▶ [Data to process]
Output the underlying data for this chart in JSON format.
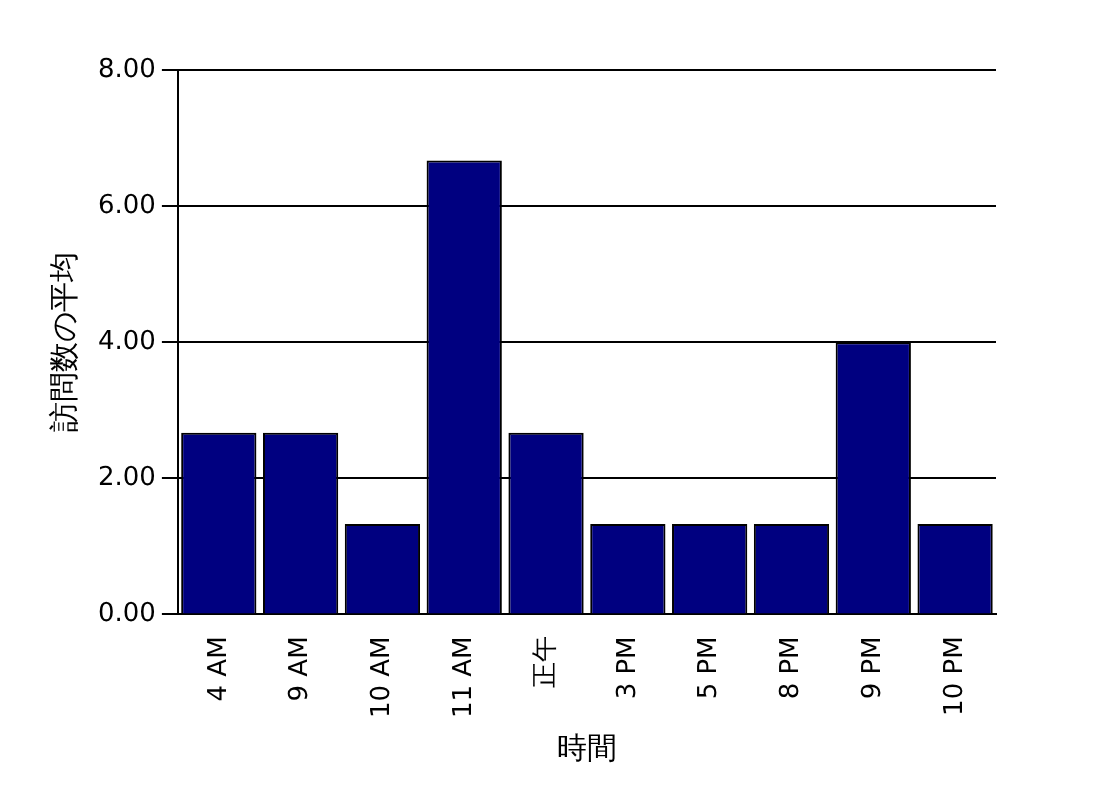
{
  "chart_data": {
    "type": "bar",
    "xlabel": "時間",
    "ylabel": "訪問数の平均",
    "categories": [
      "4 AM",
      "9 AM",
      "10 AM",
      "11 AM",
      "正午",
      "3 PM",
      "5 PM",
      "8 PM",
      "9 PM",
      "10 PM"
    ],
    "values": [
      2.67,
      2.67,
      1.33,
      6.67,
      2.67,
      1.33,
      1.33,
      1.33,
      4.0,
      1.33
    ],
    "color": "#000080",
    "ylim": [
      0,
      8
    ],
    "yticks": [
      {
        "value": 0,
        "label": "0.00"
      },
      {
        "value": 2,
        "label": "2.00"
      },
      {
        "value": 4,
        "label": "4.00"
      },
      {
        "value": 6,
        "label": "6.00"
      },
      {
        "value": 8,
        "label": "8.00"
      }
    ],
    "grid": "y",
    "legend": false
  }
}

▶ [What the task asks]
Omit any images, then output the listing exactly.

▶ [Result of the exercise]
Output the underlying data for this chart in JSON format.
{
  "chart_data": {
    "type": "bar",
    "xlabel": "時間",
    "ylabel": "訪問数の平均",
    "categories": [
      "4 AM",
      "9 AM",
      "10 AM",
      "11 AM",
      "正午",
      "3 PM",
      "5 PM",
      "8 PM",
      "9 PM",
      "10 PM"
    ],
    "values": [
      2.67,
      2.67,
      1.33,
      6.67,
      2.67,
      1.33,
      1.33,
      1.33,
      4.0,
      1.33
    ],
    "color": "#000080",
    "ylim": [
      0,
      8
    ],
    "yticks": [
      {
        "value": 0,
        "label": "0.00"
      },
      {
        "value": 2,
        "label": "2.00"
      },
      {
        "value": 4,
        "label": "4.00"
      },
      {
        "value": 6,
        "label": "6.00"
      },
      {
        "value": 8,
        "label": "8.00"
      }
    ],
    "grid": "y",
    "legend": false
  }
}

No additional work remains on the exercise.